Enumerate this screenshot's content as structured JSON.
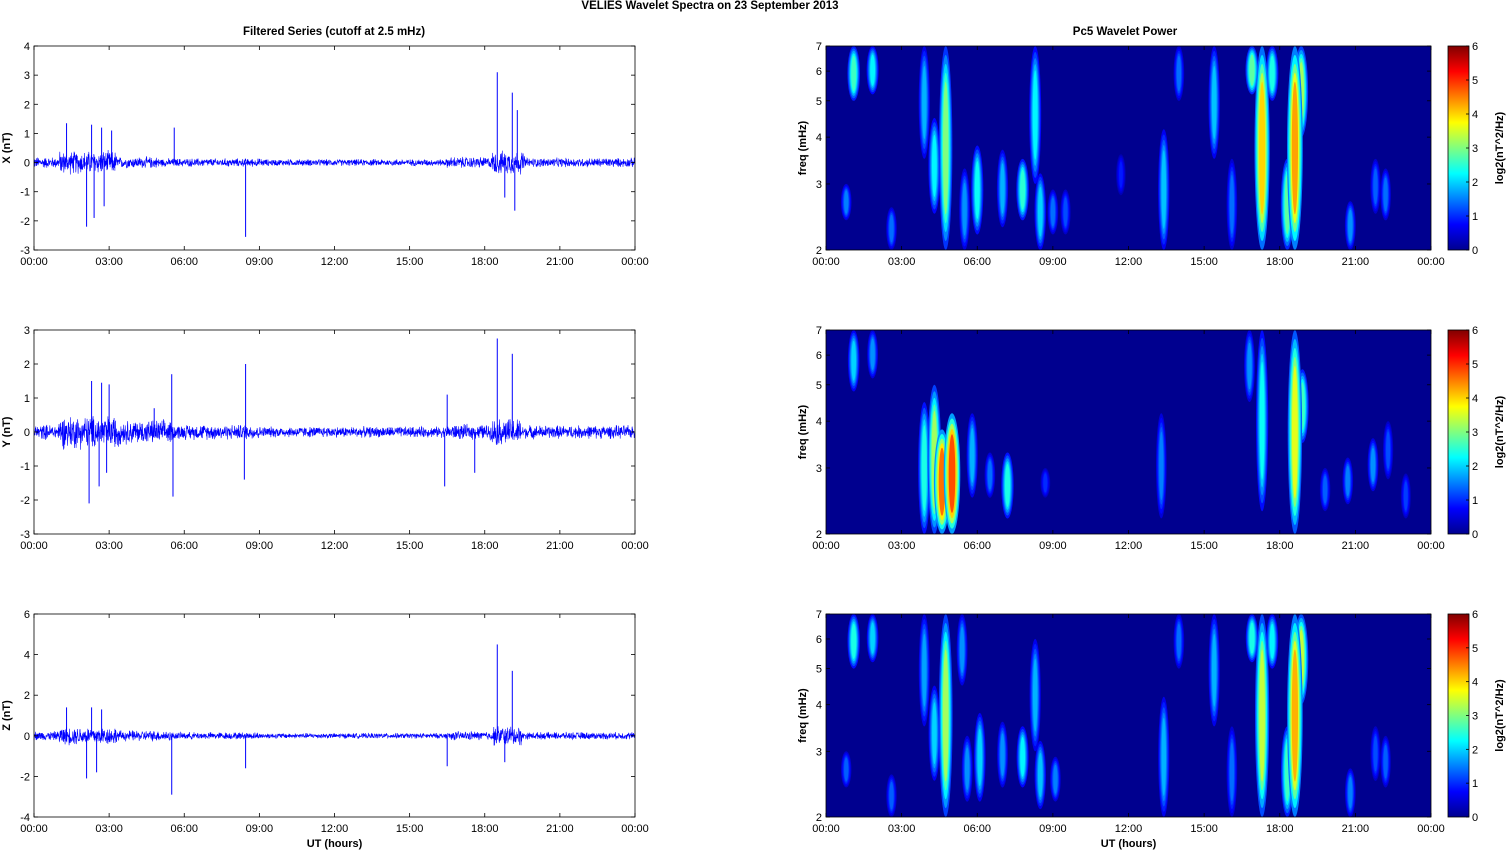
{
  "figure": {
    "title": "VELIES Wavelet Spectra on 23 September 2013"
  },
  "left_column_title": "Filtered Series (cutoff at 2.5 mHz)",
  "right_column_title": "Pc5 Wavelet Power",
  "colors": {
    "trace": "#0000ff",
    "background": "#00008f"
  },
  "chart_data": [
    {
      "type": "line",
      "ylabel": "X (nT)",
      "xlabel": "",
      "xlim": [
        0,
        24
      ],
      "ylim": [
        -3,
        4
      ],
      "yticks": [
        -3,
        -2,
        -1,
        0,
        1,
        2,
        3,
        4
      ],
      "xticks": [
        "00:00",
        "03:00",
        "06:00",
        "09:00",
        "12:00",
        "15:00",
        "18:00",
        "21:00",
        "00:00"
      ],
      "noise_bands": [
        {
          "t0": 0,
          "t1": 1.0,
          "amp": 0.22
        },
        {
          "t0": 1.0,
          "t1": 3.3,
          "amp": 0.45
        },
        {
          "t0": 3.3,
          "t1": 5.0,
          "amp": 0.22
        },
        {
          "t0": 5.0,
          "t1": 9.2,
          "amp": 0.16
        },
        {
          "t0": 9.2,
          "t1": 16.5,
          "amp": 0.13
        },
        {
          "t0": 16.5,
          "t1": 18.3,
          "amp": 0.22
        },
        {
          "t0": 18.3,
          "t1": 19.6,
          "amp": 0.45
        },
        {
          "t0": 19.6,
          "t1": 24,
          "amp": 0.18
        }
      ],
      "spikes": [
        {
          "t": 1.3,
          "v": 1.35
        },
        {
          "t": 2.1,
          "v": -2.2
        },
        {
          "t": 2.3,
          "v": 1.3
        },
        {
          "t": 2.4,
          "v": -1.9
        },
        {
          "t": 2.7,
          "v": 1.2
        },
        {
          "t": 2.8,
          "v": -1.5
        },
        {
          "t": 3.1,
          "v": 1.1
        },
        {
          "t": 5.6,
          "v": 1.2
        },
        {
          "t": 8.45,
          "v": -2.55
        },
        {
          "t": 18.5,
          "v": 3.1
        },
        {
          "t": 18.8,
          "v": -1.2
        },
        {
          "t": 19.1,
          "v": 2.4
        },
        {
          "t": 19.2,
          "v": -1.65
        },
        {
          "t": 19.3,
          "v": 1.8
        }
      ]
    },
    {
      "type": "line",
      "ylabel": "Y (nT)",
      "xlabel": "",
      "xlim": [
        0,
        24
      ],
      "ylim": [
        -3,
        3
      ],
      "yticks": [
        -3,
        -2,
        -1,
        0,
        1,
        2,
        3
      ],
      "xticks": [
        "00:00",
        "03:00",
        "06:00",
        "09:00",
        "12:00",
        "15:00",
        "18:00",
        "21:00",
        "00:00"
      ],
      "noise_bands": [
        {
          "t0": 0,
          "t1": 1.0,
          "amp": 0.25
        },
        {
          "t0": 1.0,
          "t1": 3.4,
          "amp": 0.55
        },
        {
          "t0": 3.4,
          "t1": 5.5,
          "amp": 0.4
        },
        {
          "t0": 5.5,
          "t1": 9.0,
          "amp": 0.25
        },
        {
          "t0": 9.0,
          "t1": 16.5,
          "amp": 0.18
        },
        {
          "t0": 16.5,
          "t1": 18.3,
          "amp": 0.25
        },
        {
          "t0": 18.3,
          "t1": 19.5,
          "amp": 0.45
        },
        {
          "t0": 19.5,
          "t1": 24,
          "amp": 0.22
        }
      ],
      "spikes": [
        {
          "t": 2.2,
          "v": -2.1
        },
        {
          "t": 2.3,
          "v": 1.5
        },
        {
          "t": 2.7,
          "v": 1.45
        },
        {
          "t": 2.6,
          "v": -1.6
        },
        {
          "t": 3.0,
          "v": 1.4
        },
        {
          "t": 2.9,
          "v": -1.2
        },
        {
          "t": 4.8,
          "v": 0.7
        },
        {
          "t": 5.5,
          "v": 1.7
        },
        {
          "t": 5.55,
          "v": -1.9
        },
        {
          "t": 8.45,
          "v": 2.0
        },
        {
          "t": 8.4,
          "v": -1.4
        },
        {
          "t": 16.5,
          "v": 1.1
        },
        {
          "t": 16.4,
          "v": -1.6
        },
        {
          "t": 17.6,
          "v": -1.2
        },
        {
          "t": 18.5,
          "v": 2.75
        },
        {
          "t": 19.1,
          "v": 2.3
        }
      ]
    },
    {
      "type": "line",
      "ylabel": "Z (nT)",
      "xlabel": "UT (hours)",
      "xlim": [
        0,
        24
      ],
      "ylim": [
        -4,
        6
      ],
      "yticks": [
        -4,
        -2,
        0,
        2,
        4,
        6
      ],
      "xticks": [
        "00:00",
        "03:00",
        "06:00",
        "09:00",
        "12:00",
        "15:00",
        "18:00",
        "21:00",
        "00:00"
      ],
      "noise_bands": [
        {
          "t0": 0,
          "t1": 1.0,
          "amp": 0.25
        },
        {
          "t0": 1.0,
          "t1": 3.3,
          "amp": 0.5
        },
        {
          "t0": 3.3,
          "t1": 5.5,
          "amp": 0.3
        },
        {
          "t0": 5.5,
          "t1": 9.0,
          "amp": 0.2
        },
        {
          "t0": 9.0,
          "t1": 16.5,
          "amp": 0.15
        },
        {
          "t0": 16.5,
          "t1": 18.3,
          "amp": 0.25
        },
        {
          "t0": 18.3,
          "t1": 19.5,
          "amp": 0.55
        },
        {
          "t0": 19.5,
          "t1": 24,
          "amp": 0.2
        }
      ],
      "spikes": [
        {
          "t": 1.3,
          "v": 1.4
        },
        {
          "t": 2.1,
          "v": -2.1
        },
        {
          "t": 2.3,
          "v": 1.4
        },
        {
          "t": 2.5,
          "v": -1.8
        },
        {
          "t": 2.7,
          "v": 1.3
        },
        {
          "t": 5.5,
          "v": -2.9
        },
        {
          "t": 8.45,
          "v": -1.6
        },
        {
          "t": 16.5,
          "v": -1.5
        },
        {
          "t": 18.5,
          "v": 4.5
        },
        {
          "t": 18.8,
          "v": -1.3
        },
        {
          "t": 19.1,
          "v": 3.2
        }
      ]
    },
    {
      "type": "heatmap",
      "ylabel": "freq (mHz)",
      "xlabel": "",
      "xlim": [
        0,
        24
      ],
      "ylim": [
        2,
        7
      ],
      "yscale": "log",
      "yticks": [
        2,
        3,
        4,
        5,
        6,
        7
      ],
      "xticks": [
        "00:00",
        "03:00",
        "06:00",
        "09:00",
        "12:00",
        "15:00",
        "18:00",
        "21:00",
        "00:00"
      ],
      "colorbar": {
        "label": "log2(nT^2/Hz)",
        "ticks": [
          0,
          1,
          2,
          3,
          4,
          5,
          6
        ],
        "range": [
          0,
          6
        ]
      },
      "blobs": [
        {
          "t": 1.1,
          "f0": 5.0,
          "f1": 7.0,
          "p": 2.6
        },
        {
          "t": 1.85,
          "f0": 5.2,
          "f1": 7.0,
          "p": 2.2
        },
        {
          "t": 0.8,
          "f0": 2.4,
          "f1": 3.0,
          "p": 1.5
        },
        {
          "t": 2.6,
          "f0": 2.0,
          "f1": 2.6,
          "p": 1.4
        },
        {
          "t": 3.9,
          "f0": 3.5,
          "f1": 7.0,
          "p": 1.8
        },
        {
          "t": 4.3,
          "f0": 2.5,
          "f1": 4.5,
          "p": 2.2
        },
        {
          "t": 4.75,
          "f0": 2.0,
          "f1": 7.0,
          "p": 3.0
        },
        {
          "t": 5.5,
          "f0": 2.0,
          "f1": 3.3,
          "p": 1.6
        },
        {
          "t": 6.0,
          "f0": 2.2,
          "f1": 3.8,
          "p": 2.3
        },
        {
          "t": 7.0,
          "f0": 2.3,
          "f1": 3.7,
          "p": 1.8
        },
        {
          "t": 7.8,
          "f0": 2.4,
          "f1": 3.5,
          "p": 2.5
        },
        {
          "t": 8.3,
          "f0": 3.0,
          "f1": 7.0,
          "p": 2.2
        },
        {
          "t": 8.5,
          "f0": 2.0,
          "f1": 3.2,
          "p": 2.0
        },
        {
          "t": 9.0,
          "f0": 2.2,
          "f1": 2.9,
          "p": 1.4
        },
        {
          "t": 9.5,
          "f0": 2.2,
          "f1": 2.9,
          "p": 1.2
        },
        {
          "t": 11.7,
          "f0": 2.8,
          "f1": 3.6,
          "p": 0.9
        },
        {
          "t": 13.4,
          "f0": 2.0,
          "f1": 4.2,
          "p": 1.9
        },
        {
          "t": 14.0,
          "f0": 5.0,
          "f1": 7.0,
          "p": 1.4
        },
        {
          "t": 15.4,
          "f0": 3.5,
          "f1": 7.0,
          "p": 1.9
        },
        {
          "t": 16.1,
          "f0": 2.0,
          "f1": 3.5,
          "p": 1.4
        },
        {
          "t": 16.9,
          "f0": 5.2,
          "f1": 7.0,
          "p": 2.8
        },
        {
          "t": 17.3,
          "f0": 2.0,
          "f1": 7.0,
          "p": 4.0
        },
        {
          "t": 17.7,
          "f0": 5.0,
          "f1": 7.0,
          "p": 2.4
        },
        {
          "t": 18.3,
          "f0": 2.0,
          "f1": 3.5,
          "p": 2.8
        },
        {
          "t": 18.6,
          "f0": 2.0,
          "f1": 7.0,
          "p": 4.3
        },
        {
          "t": 18.85,
          "f0": 4.0,
          "f1": 7.0,
          "p": 3.2
        },
        {
          "t": 20.8,
          "f0": 2.0,
          "f1": 2.7,
          "p": 1.6
        },
        {
          "t": 21.8,
          "f0": 2.5,
          "f1": 3.5,
          "p": 1.3
        },
        {
          "t": 22.2,
          "f0": 2.4,
          "f1": 3.3,
          "p": 1.4
        }
      ]
    },
    {
      "type": "heatmap",
      "ylabel": "freq (mHz)",
      "xlabel": "",
      "xlim": [
        0,
        24
      ],
      "ylim": [
        2,
        7
      ],
      "yscale": "log",
      "yticks": [
        2,
        3,
        4,
        5,
        6,
        7
      ],
      "xticks": [
        "00:00",
        "03:00",
        "06:00",
        "09:00",
        "12:00",
        "15:00",
        "18:00",
        "21:00",
        "00:00"
      ],
      "colorbar": {
        "label": "log2(nT^2/Hz)",
        "ticks": [
          0,
          1,
          2,
          3,
          4,
          5,
          6
        ],
        "range": [
          0,
          6
        ]
      },
      "blobs": [
        {
          "t": 1.1,
          "f0": 4.8,
          "f1": 7.0,
          "p": 2.0
        },
        {
          "t": 1.85,
          "f0": 5.2,
          "f1": 7.0,
          "p": 1.6
        },
        {
          "t": 3.9,
          "f0": 2.0,
          "f1": 4.5,
          "p": 2.4
        },
        {
          "t": 4.3,
          "f0": 2.0,
          "f1": 5.0,
          "p": 3.2
        },
        {
          "t": 4.6,
          "f0": 2.0,
          "f1": 3.8,
          "p": 4.6
        },
        {
          "t": 5.0,
          "f0": 2.0,
          "f1": 4.2,
          "p": 4.8
        },
        {
          "t": 5.8,
          "f0": 2.5,
          "f1": 4.2,
          "p": 1.8
        },
        {
          "t": 6.5,
          "f0": 2.5,
          "f1": 3.3,
          "p": 1.4
        },
        {
          "t": 7.2,
          "f0": 2.2,
          "f1": 3.3,
          "p": 2.4
        },
        {
          "t": 8.7,
          "f0": 2.5,
          "f1": 3.0,
          "p": 1.0
        },
        {
          "t": 13.3,
          "f0": 2.2,
          "f1": 4.2,
          "p": 1.5
        },
        {
          "t": 16.8,
          "f0": 4.5,
          "f1": 7.0,
          "p": 1.6
        },
        {
          "t": 17.3,
          "f0": 2.3,
          "f1": 7.0,
          "p": 2.3
        },
        {
          "t": 18.6,
          "f0": 2.0,
          "f1": 7.0,
          "p": 3.6
        },
        {
          "t": 18.9,
          "f0": 3.5,
          "f1": 5.5,
          "p": 2.6
        },
        {
          "t": 19.8,
          "f0": 2.3,
          "f1": 3.0,
          "p": 1.3
        },
        {
          "t": 20.7,
          "f0": 2.4,
          "f1": 3.2,
          "p": 1.5
        },
        {
          "t": 21.7,
          "f0": 2.6,
          "f1": 3.6,
          "p": 1.6
        },
        {
          "t": 22.3,
          "f0": 2.8,
          "f1": 4.0,
          "p": 1.2
        },
        {
          "t": 23.0,
          "f0": 2.2,
          "f1": 2.9,
          "p": 1.1
        }
      ]
    },
    {
      "type": "heatmap",
      "ylabel": "freq (mHz)",
      "xlabel": "UT (hours)",
      "xlim": [
        0,
        24
      ],
      "ylim": [
        2,
        7
      ],
      "yscale": "log",
      "yticks": [
        2,
        3,
        4,
        5,
        6,
        7
      ],
      "xticks": [
        "00:00",
        "03:00",
        "06:00",
        "09:00",
        "12:00",
        "15:00",
        "18:00",
        "21:00",
        "00:00"
      ],
      "colorbar": {
        "label": "log2(nT^2/Hz)",
        "ticks": [
          0,
          1,
          2,
          3,
          4,
          5,
          6
        ],
        "range": [
          0,
          6
        ]
      },
      "blobs": [
        {
          "t": 1.1,
          "f0": 5.0,
          "f1": 7.0,
          "p": 2.4
        },
        {
          "t": 1.85,
          "f0": 5.2,
          "f1": 7.0,
          "p": 2.0
        },
        {
          "t": 0.8,
          "f0": 2.4,
          "f1": 3.0,
          "p": 1.3
        },
        {
          "t": 2.6,
          "f0": 2.0,
          "f1": 2.6,
          "p": 1.3
        },
        {
          "t": 3.9,
          "f0": 3.5,
          "f1": 7.0,
          "p": 1.7
        },
        {
          "t": 4.3,
          "f0": 2.5,
          "f1": 4.5,
          "p": 2.0
        },
        {
          "t": 4.75,
          "f0": 2.0,
          "f1": 7.0,
          "p": 3.2
        },
        {
          "t": 5.4,
          "f0": 4.5,
          "f1": 7.0,
          "p": 1.6
        },
        {
          "t": 5.6,
          "f0": 2.2,
          "f1": 3.3,
          "p": 1.6
        },
        {
          "t": 6.1,
          "f0": 2.2,
          "f1": 3.8,
          "p": 2.0
        },
        {
          "t": 7.0,
          "f0": 2.4,
          "f1": 3.6,
          "p": 1.6
        },
        {
          "t": 7.8,
          "f0": 2.4,
          "f1": 3.5,
          "p": 2.2
        },
        {
          "t": 8.3,
          "f0": 3.0,
          "f1": 6.0,
          "p": 1.8
        },
        {
          "t": 8.5,
          "f0": 2.1,
          "f1": 3.2,
          "p": 1.9
        },
        {
          "t": 9.1,
          "f0": 2.2,
          "f1": 2.9,
          "p": 1.5
        },
        {
          "t": 13.4,
          "f0": 2.0,
          "f1": 4.2,
          "p": 1.8
        },
        {
          "t": 14.0,
          "f0": 5.0,
          "f1": 7.0,
          "p": 1.4
        },
        {
          "t": 15.4,
          "f0": 3.5,
          "f1": 7.0,
          "p": 1.8
        },
        {
          "t": 16.1,
          "f0": 2.0,
          "f1": 3.5,
          "p": 1.4
        },
        {
          "t": 16.9,
          "f0": 5.2,
          "f1": 7.0,
          "p": 2.4
        },
        {
          "t": 17.3,
          "f0": 2.0,
          "f1": 7.0,
          "p": 3.4
        },
        {
          "t": 17.7,
          "f0": 5.0,
          "f1": 7.0,
          "p": 2.2
        },
        {
          "t": 18.3,
          "f0": 2.0,
          "f1": 3.5,
          "p": 2.6
        },
        {
          "t": 18.6,
          "f0": 2.0,
          "f1": 7.0,
          "p": 4.2
        },
        {
          "t": 18.85,
          "f0": 4.0,
          "f1": 7.0,
          "p": 3.4
        },
        {
          "t": 20.8,
          "f0": 2.0,
          "f1": 2.7,
          "p": 1.5
        },
        {
          "t": 21.8,
          "f0": 2.5,
          "f1": 3.5,
          "p": 1.2
        },
        {
          "t": 22.2,
          "f0": 2.4,
          "f1": 3.3,
          "p": 1.3
        }
      ]
    }
  ]
}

..........

_Given exercise_. Scan the lines for the string "Wavelet". Copy out each line that matches.

_Result of this task_.
    "title": "VELIES Wavelet Spectra on 23 September 2013"
  "right_column_title": "Pc5 Wavelet Power",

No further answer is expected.